**ISTRUZIONI E REQUISITI**
Per favore, elenca le espressioni che il testo sull'ironia qui sotto indica come esempi di levità nell'articolo immaginario da Washington.

**TESTO DI PARTENZA**
Quel frasario – “una testa mozzata, quattro arti smembrati…” – può sembrare irriverente. Eppure, opposto all’atmosfera bucolica che viene evocata, fa capire perfettamente qual’è lo stato d’animo dei pescatori. Si attinge, fino in fondo, al serbatoio della sottigliezza. Guardate bene: non si dice che la notizia ha terrorizzato la popolazione (sarebbe banale e ovvio), ma ci si limita, ammiccando al lettore (quel “capirete” è rivolto a lui), ad affermare che essa “ha avuto una certa eco…”. Chi legge, di certo capirà, e dirà a se stesso: altro che una “certa” eco, una eco enorme: l’aver minimizzato provocherà, nel pubblico, una sorta di effetto moltiplicatore. E’ il gioco dell’ironia, che in questo caso usa qualcosa di simile all’iperbole: “…oltre alle chiesette perdute nella nebbia, c’è anche un assassino…”. E che razza di assassino! Quasi si scorge, fisicamente, il volto di una vecchietta della zona a bocca aperta nell’apprendere l’accaduto. Il suo piccolo mondo tranquillo era la brughiera. Ora sa che là fuori, da qualche parte, c’è un “mostro” con cui dovrà condividerla.
Il gioco degli opposti, per chi vuole ironizzare, è una miniera di possibilità. Immaginiamo, è pura fantasia, un servizio da Washington. Un papà severo, una figlia disinibita, l’uno il contrario dell’altra. Inizio dell’articolo: “Alla Casa Bianca si erano vissute giornate decisamente più memorabili. Rebecca Bush, figlia maggiore del presidente degli Stati Uniti, ha rivelato ieri di avere un debole per le donne. La cosa, nel Paese di Serena Baxter, la sessuologa che per una vita ha professato (e praticato) la libertà di amplesso, poteva anche passare inosservata. Ma per un padre come Henry W., che dorme con la Bibbia, le recita e va pazzo per i rigori del Vecchio Testamento, il fatto – è chiaro – non è il massimo della vita….”. Osservate la levità: c’erano state giornate “più memorabili”, “ha un debole per le donne”, “non è il massimo della vita”. Si poteva scrivere “è stata una pessima giornata”, “è una lesbica” oppure “per un padre così… è una disgrazia”. Ma perché infierire? Non c’è alcuna tragedia. Si cerca soltanto di suscitare il sorriso. Non si vuole crocifiggere nessuno. Il contrasto tra i personaggi crea, da solo, la vena ironica. Non serve uno sforzo particolare da parte di chi scrive. Il lettore, come la vecchietta della brughiera, penserà: “Altro che giornata memorabile: per il presidente è stata un vero disastro…”.

**SEZIONE DATI**
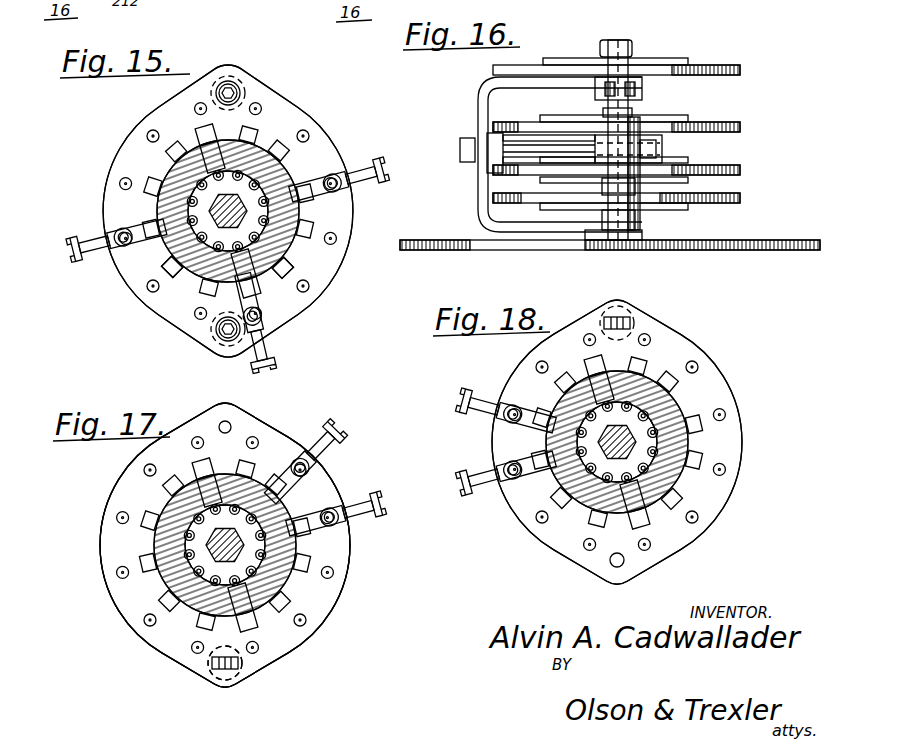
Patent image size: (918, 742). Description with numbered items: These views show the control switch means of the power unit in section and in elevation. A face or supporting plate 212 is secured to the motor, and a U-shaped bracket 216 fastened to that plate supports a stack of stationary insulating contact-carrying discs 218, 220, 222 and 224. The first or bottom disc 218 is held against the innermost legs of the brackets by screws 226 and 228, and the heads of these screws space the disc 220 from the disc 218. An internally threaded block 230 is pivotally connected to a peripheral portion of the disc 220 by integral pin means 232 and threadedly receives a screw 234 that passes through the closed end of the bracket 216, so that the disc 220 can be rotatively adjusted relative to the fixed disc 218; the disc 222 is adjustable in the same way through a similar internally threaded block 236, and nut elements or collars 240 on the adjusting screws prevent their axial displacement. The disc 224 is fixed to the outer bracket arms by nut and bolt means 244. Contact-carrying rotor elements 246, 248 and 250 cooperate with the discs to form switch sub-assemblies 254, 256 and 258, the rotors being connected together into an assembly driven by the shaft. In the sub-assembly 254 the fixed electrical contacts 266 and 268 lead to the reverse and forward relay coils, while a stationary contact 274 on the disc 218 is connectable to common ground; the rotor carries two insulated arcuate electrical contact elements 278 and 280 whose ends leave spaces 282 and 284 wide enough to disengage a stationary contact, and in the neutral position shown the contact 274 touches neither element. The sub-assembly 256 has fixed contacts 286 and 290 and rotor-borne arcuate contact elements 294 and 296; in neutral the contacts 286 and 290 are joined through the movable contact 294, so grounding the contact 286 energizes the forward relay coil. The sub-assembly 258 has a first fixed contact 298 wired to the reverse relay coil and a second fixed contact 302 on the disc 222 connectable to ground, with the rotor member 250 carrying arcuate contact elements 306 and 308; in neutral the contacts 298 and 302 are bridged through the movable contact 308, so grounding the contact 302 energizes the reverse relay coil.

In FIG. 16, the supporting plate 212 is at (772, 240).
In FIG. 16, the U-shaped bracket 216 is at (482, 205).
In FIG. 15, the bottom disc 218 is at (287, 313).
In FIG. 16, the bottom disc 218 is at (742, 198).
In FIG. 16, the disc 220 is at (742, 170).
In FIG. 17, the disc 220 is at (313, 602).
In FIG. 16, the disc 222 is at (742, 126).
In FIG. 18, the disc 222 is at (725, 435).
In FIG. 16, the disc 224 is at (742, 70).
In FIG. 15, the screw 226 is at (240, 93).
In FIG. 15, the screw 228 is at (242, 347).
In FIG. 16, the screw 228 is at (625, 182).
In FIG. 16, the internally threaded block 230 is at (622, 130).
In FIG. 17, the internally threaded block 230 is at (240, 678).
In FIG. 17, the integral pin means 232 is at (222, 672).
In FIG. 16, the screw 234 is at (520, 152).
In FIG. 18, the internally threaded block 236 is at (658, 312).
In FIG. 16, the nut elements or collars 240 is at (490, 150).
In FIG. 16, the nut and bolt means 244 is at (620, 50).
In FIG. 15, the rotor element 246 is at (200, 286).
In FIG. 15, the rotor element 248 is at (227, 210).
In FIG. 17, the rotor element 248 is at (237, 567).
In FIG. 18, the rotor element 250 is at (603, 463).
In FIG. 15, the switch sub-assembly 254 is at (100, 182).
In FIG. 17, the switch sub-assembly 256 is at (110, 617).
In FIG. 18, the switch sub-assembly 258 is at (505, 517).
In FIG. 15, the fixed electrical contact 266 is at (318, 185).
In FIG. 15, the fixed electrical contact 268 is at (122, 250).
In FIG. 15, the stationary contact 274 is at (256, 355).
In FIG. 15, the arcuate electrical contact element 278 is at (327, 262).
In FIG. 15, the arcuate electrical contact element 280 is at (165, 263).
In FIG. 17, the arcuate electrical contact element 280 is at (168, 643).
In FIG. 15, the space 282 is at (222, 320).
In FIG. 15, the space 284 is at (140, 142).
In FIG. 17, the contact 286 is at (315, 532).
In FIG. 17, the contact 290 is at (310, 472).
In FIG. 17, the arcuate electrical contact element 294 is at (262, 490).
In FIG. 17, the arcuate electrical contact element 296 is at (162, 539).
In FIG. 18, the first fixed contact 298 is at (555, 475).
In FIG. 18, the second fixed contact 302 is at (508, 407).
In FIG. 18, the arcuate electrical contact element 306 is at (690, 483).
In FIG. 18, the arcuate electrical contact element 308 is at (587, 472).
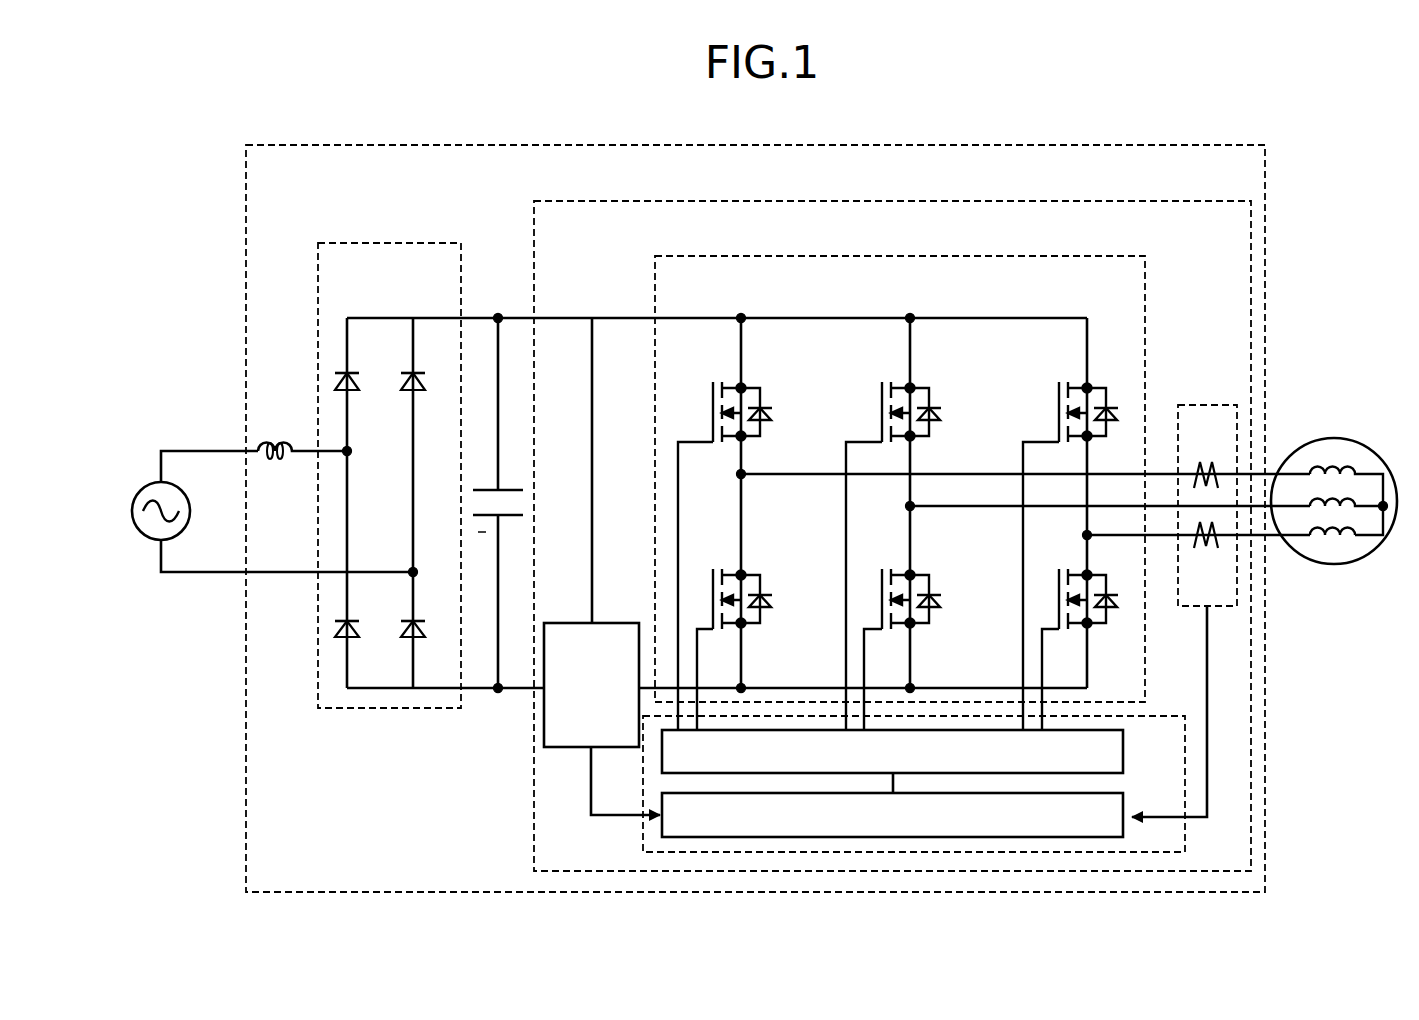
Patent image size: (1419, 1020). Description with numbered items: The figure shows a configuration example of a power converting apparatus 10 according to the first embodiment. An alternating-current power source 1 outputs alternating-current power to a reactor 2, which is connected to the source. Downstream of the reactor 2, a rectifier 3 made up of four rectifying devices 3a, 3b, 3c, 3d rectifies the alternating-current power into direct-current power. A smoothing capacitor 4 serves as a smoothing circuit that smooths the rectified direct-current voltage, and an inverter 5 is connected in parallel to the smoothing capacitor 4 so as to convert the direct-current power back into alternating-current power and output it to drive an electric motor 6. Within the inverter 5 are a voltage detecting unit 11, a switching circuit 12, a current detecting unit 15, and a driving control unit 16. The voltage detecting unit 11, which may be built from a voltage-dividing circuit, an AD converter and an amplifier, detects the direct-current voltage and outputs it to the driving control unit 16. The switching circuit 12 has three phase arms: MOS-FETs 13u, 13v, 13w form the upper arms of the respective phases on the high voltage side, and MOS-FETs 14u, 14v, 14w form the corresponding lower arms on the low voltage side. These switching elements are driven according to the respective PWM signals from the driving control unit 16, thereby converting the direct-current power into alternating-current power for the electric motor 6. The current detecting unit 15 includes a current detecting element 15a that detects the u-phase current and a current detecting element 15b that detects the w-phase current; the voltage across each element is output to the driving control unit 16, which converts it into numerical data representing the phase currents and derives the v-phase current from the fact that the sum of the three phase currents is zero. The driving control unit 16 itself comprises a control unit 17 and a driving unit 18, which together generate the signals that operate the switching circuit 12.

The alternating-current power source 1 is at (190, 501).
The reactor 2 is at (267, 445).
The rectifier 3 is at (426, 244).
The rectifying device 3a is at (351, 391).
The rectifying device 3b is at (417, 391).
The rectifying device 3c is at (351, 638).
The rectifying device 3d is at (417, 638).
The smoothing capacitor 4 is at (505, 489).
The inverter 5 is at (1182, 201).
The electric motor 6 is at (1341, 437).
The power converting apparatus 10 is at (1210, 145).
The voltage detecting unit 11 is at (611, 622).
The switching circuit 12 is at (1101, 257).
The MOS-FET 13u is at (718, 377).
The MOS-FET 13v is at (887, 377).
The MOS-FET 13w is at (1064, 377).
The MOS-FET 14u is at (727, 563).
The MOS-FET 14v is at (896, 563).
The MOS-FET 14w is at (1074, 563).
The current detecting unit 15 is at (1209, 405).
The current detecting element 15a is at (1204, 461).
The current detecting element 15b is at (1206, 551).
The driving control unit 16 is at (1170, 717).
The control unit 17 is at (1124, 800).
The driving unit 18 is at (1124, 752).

**SOLUZIONE**
- "più memorabili"
- "ha un debole per le donne"
- "non è il massimo della vita"